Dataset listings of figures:
[start]
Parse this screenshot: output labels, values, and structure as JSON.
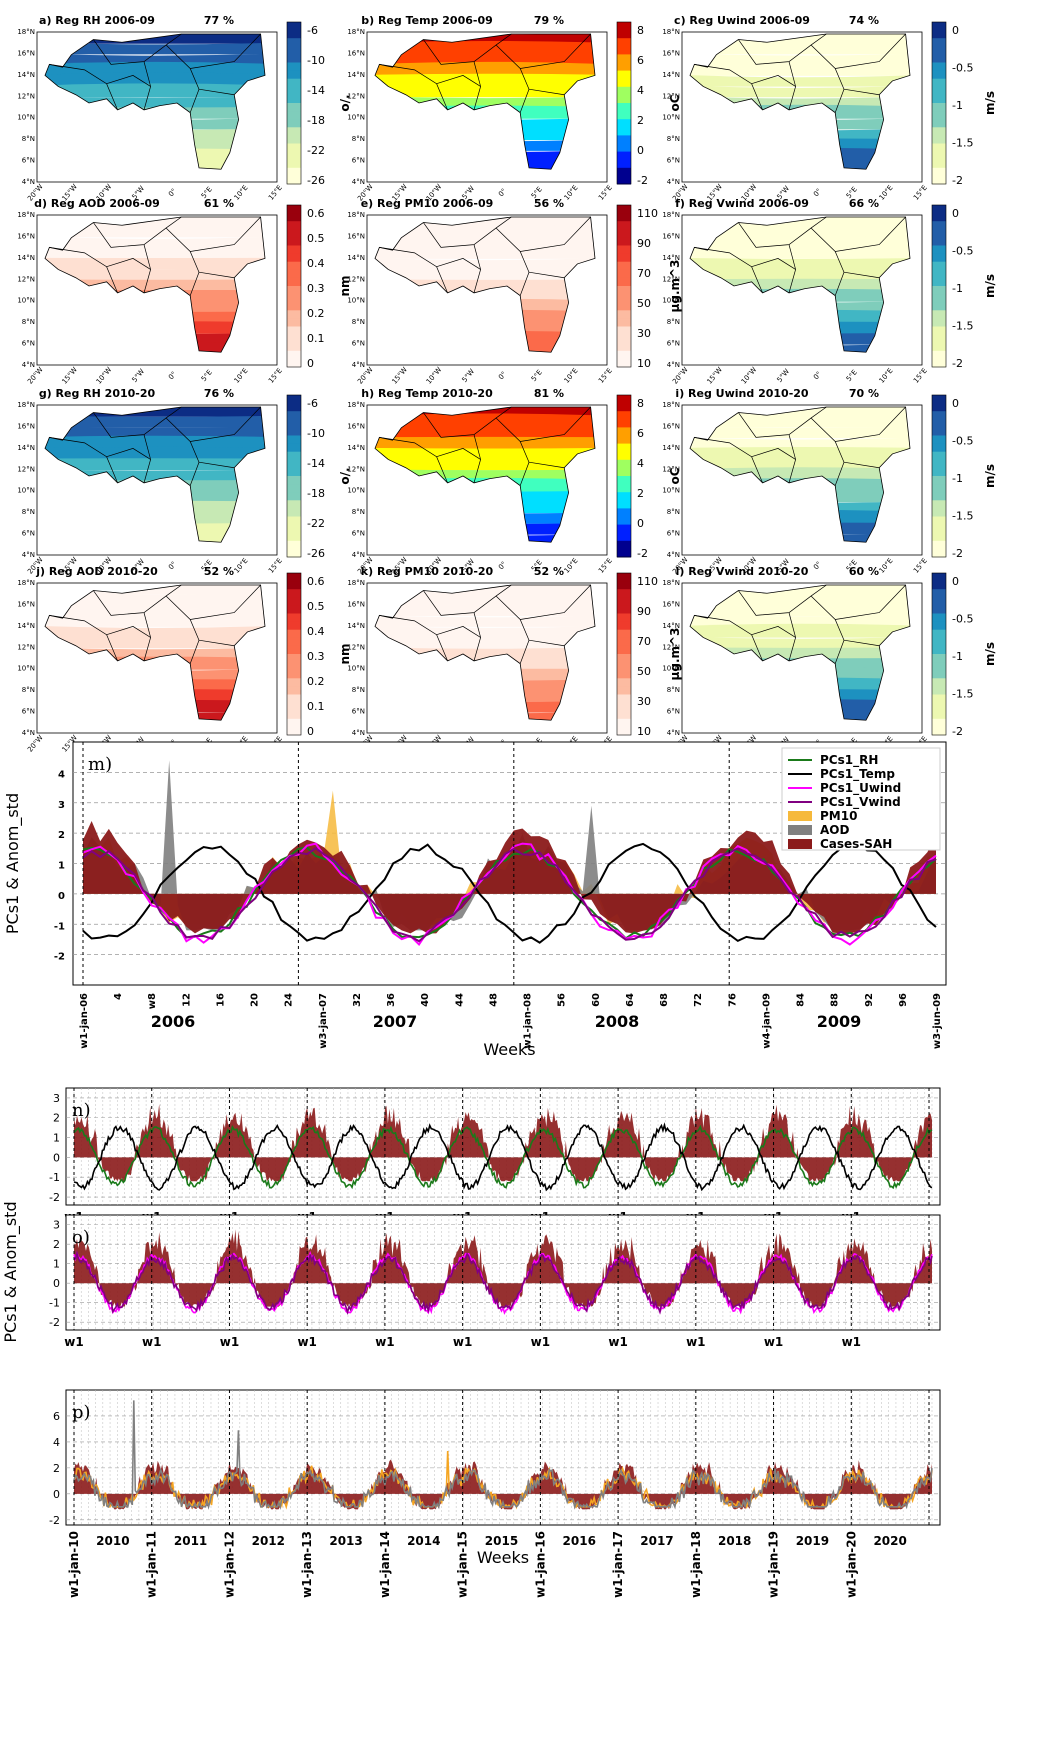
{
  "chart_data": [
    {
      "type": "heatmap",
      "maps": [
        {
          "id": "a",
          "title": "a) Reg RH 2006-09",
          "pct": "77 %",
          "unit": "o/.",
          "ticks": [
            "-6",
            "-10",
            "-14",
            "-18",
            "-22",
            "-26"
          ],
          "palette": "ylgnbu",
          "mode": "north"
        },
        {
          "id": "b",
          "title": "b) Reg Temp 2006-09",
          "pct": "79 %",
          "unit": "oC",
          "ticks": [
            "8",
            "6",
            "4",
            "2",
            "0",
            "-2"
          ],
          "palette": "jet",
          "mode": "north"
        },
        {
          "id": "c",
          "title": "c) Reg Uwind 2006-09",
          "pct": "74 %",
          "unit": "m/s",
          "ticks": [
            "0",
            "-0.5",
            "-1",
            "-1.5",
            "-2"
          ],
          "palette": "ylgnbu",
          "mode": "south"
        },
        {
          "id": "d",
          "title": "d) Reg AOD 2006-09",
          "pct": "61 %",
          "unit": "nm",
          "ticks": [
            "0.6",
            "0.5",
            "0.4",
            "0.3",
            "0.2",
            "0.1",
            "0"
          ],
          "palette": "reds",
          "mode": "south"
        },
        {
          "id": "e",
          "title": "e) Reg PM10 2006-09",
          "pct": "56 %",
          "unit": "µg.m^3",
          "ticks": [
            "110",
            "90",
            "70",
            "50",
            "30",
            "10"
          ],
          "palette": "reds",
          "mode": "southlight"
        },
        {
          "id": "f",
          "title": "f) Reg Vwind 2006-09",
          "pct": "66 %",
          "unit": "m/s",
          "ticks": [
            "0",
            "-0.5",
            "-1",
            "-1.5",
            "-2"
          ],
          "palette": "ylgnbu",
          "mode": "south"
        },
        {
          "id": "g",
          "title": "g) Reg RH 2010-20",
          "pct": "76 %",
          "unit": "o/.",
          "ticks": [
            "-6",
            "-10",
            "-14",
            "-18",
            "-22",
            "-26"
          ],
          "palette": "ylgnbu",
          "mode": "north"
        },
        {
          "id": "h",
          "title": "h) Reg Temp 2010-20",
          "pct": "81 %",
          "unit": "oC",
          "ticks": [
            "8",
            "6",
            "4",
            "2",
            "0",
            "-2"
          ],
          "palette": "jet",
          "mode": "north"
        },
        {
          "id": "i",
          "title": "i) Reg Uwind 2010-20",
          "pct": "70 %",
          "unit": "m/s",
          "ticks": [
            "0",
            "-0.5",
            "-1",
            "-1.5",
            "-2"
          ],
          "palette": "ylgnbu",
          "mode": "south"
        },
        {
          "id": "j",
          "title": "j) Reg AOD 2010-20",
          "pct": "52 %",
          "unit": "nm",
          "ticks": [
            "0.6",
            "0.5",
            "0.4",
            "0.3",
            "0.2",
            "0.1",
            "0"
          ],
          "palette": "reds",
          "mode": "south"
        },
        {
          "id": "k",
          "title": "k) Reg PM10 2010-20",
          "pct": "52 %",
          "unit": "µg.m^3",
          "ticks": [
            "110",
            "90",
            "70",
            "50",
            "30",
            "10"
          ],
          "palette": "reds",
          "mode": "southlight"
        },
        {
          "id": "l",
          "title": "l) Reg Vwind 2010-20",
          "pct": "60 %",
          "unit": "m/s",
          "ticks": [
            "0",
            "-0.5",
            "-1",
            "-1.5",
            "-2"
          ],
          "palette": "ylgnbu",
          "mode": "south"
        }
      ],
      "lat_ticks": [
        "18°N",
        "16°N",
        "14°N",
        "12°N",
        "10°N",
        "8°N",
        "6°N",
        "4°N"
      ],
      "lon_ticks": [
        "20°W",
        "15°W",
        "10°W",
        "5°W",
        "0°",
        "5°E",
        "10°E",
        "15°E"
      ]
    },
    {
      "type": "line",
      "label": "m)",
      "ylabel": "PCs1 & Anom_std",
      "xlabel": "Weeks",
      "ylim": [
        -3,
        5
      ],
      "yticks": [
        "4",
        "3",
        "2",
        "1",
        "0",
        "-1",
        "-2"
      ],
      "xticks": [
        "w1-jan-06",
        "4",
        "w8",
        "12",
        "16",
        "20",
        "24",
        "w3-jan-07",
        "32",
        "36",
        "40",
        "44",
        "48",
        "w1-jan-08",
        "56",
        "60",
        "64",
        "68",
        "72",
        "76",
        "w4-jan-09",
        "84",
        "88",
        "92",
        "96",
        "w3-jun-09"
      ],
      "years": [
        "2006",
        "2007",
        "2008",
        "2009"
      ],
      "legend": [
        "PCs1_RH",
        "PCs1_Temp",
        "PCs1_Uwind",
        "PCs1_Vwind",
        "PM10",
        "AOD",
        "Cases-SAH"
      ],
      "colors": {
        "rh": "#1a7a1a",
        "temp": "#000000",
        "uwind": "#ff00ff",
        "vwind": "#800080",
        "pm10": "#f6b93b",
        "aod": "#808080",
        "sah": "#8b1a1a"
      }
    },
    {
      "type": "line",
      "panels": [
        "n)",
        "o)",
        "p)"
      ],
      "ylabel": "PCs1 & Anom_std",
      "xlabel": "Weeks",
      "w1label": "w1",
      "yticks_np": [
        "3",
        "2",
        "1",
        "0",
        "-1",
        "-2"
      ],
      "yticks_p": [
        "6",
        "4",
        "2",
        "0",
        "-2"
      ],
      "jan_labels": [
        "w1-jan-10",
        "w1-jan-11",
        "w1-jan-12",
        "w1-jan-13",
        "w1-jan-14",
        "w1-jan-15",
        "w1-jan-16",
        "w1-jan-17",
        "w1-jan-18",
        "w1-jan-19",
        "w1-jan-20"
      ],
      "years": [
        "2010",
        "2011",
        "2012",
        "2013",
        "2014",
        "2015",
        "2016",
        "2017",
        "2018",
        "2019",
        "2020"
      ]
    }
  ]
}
[end]
**Aim**
Omit every image. Quote each record exactly.

**Written answer**
Parse this screenshot: output labels, values, and structure as JSON.
{
  "chart_data": [
    {
      "type": "heatmap",
      "maps": [
        {
          "id": "a",
          "title": "a) Reg RH 2006-09",
          "pct": "77 %",
          "unit": "o/.",
          "ticks": [
            "-6",
            "-10",
            "-14",
            "-18",
            "-22",
            "-26"
          ],
          "palette": "ylgnbu",
          "mode": "north"
        },
        {
          "id": "b",
          "title": "b) Reg Temp 2006-09",
          "pct": "79 %",
          "unit": "oC",
          "ticks": [
            "8",
            "6",
            "4",
            "2",
            "0",
            "-2"
          ],
          "palette": "jet",
          "mode": "north"
        },
        {
          "id": "c",
          "title": "c) Reg Uwind 2006-09",
          "pct": "74 %",
          "unit": "m/s",
          "ticks": [
            "0",
            "-0.5",
            "-1",
            "-1.5",
            "-2"
          ],
          "palette": "ylgnbu",
          "mode": "south"
        },
        {
          "id": "d",
          "title": "d) Reg AOD 2006-09",
          "pct": "61 %",
          "unit": "nm",
          "ticks": [
            "0.6",
            "0.5",
            "0.4",
            "0.3",
            "0.2",
            "0.1",
            "0"
          ],
          "palette": "reds",
          "mode": "south"
        },
        {
          "id": "e",
          "title": "e) Reg PM10 2006-09",
          "pct": "56 %",
          "unit": "µg.m^3",
          "ticks": [
            "110",
            "90",
            "70",
            "50",
            "30",
            "10"
          ],
          "palette": "reds",
          "mode": "southlight"
        },
        {
          "id": "f",
          "title": "f) Reg Vwind 2006-09",
          "pct": "66 %",
          "unit": "m/s",
          "ticks": [
            "0",
            "-0.5",
            "-1",
            "-1.5",
            "-2"
          ],
          "palette": "ylgnbu",
          "mode": "south"
        },
        {
          "id": "g",
          "title": "g) Reg RH 2010-20",
          "pct": "76 %",
          "unit": "o/.",
          "ticks": [
            "-6",
            "-10",
            "-14",
            "-18",
            "-22",
            "-26"
          ],
          "palette": "ylgnbu",
          "mode": "north"
        },
        {
          "id": "h",
          "title": "h) Reg Temp 2010-20",
          "pct": "81 %",
          "unit": "oC",
          "ticks": [
            "8",
            "6",
            "4",
            "2",
            "0",
            "-2"
          ],
          "palette": "jet",
          "mode": "north"
        },
        {
          "id": "i",
          "title": "i) Reg Uwind 2010-20",
          "pct": "70 %",
          "unit": "m/s",
          "ticks": [
            "0",
            "-0.5",
            "-1",
            "-1.5",
            "-2"
          ],
          "palette": "ylgnbu",
          "mode": "south"
        },
        {
          "id": "j",
          "title": "j) Reg AOD 2010-20",
          "pct": "52 %",
          "unit": "nm",
          "ticks": [
            "0.6",
            "0.5",
            "0.4",
            "0.3",
            "0.2",
            "0.1",
            "0"
          ],
          "palette": "reds",
          "mode": "south"
        },
        {
          "id": "k",
          "title": "k) Reg PM10 2010-20",
          "pct": "52 %",
          "unit": "µg.m^3",
          "ticks": [
            "110",
            "90",
            "70",
            "50",
            "30",
            "10"
          ],
          "palette": "reds",
          "mode": "southlight"
        },
        {
          "id": "l",
          "title": "l) Reg Vwind 2010-20",
          "pct": "60 %",
          "unit": "m/s",
          "ticks": [
            "0",
            "-0.5",
            "-1",
            "-1.5",
            "-2"
          ],
          "palette": "ylgnbu",
          "mode": "south"
        }
      ],
      "lat_ticks": [
        "18°N",
        "16°N",
        "14°N",
        "12°N",
        "10°N",
        "8°N",
        "6°N",
        "4°N"
      ],
      "lon_ticks": [
        "20°W",
        "15°W",
        "10°W",
        "5°W",
        "0°",
        "5°E",
        "10°E",
        "15°E"
      ]
    },
    {
      "type": "line",
      "label": "m)",
      "ylabel": "PCs1 & Anom_std",
      "xlabel": "Weeks",
      "ylim": [
        -3,
        5
      ],
      "yticks": [
        "4",
        "3",
        "2",
        "1",
        "0",
        "-1",
        "-2"
      ],
      "xticks": [
        "w1-jan-06",
        "4",
        "w8",
        "12",
        "16",
        "20",
        "24",
        "w3-jan-07",
        "32",
        "36",
        "40",
        "44",
        "48",
        "w1-jan-08",
        "56",
        "60",
        "64",
        "68",
        "72",
        "76",
        "w4-jan-09",
        "84",
        "88",
        "92",
        "96",
        "w3-jun-09"
      ],
      "years": [
        "2006",
        "2007",
        "2008",
        "2009"
      ],
      "legend": [
        "PCs1_RH",
        "PCs1_Temp",
        "PCs1_Uwind",
        "PCs1_Vwind",
        "PM10",
        "AOD",
        "Cases-SAH"
      ],
      "colors": {
        "rh": "#1a7a1a",
        "temp": "#000000",
        "uwind": "#ff00ff",
        "vwind": "#800080",
        "pm10": "#f6b93b",
        "aod": "#808080",
        "sah": "#8b1a1a"
      }
    },
    {
      "type": "line",
      "panels": [
        "n)",
        "o)",
        "p)"
      ],
      "ylabel": "PCs1 & Anom_std",
      "xlabel": "Weeks",
      "w1label": "w1",
      "yticks_np": [
        "3",
        "2",
        "1",
        "0",
        "-1",
        "-2"
      ],
      "yticks_p": [
        "6",
        "4",
        "2",
        "0",
        "-2"
      ],
      "jan_labels": [
        "w1-jan-10",
        "w1-jan-11",
        "w1-jan-12",
        "w1-jan-13",
        "w1-jan-14",
        "w1-jan-15",
        "w1-jan-16",
        "w1-jan-17",
        "w1-jan-18",
        "w1-jan-19",
        "w1-jan-20"
      ],
      "years": [
        "2010",
        "2011",
        "2012",
        "2013",
        "2014",
        "2015",
        "2016",
        "2017",
        "2018",
        "2019",
        "2020"
      ]
    }
  ]
}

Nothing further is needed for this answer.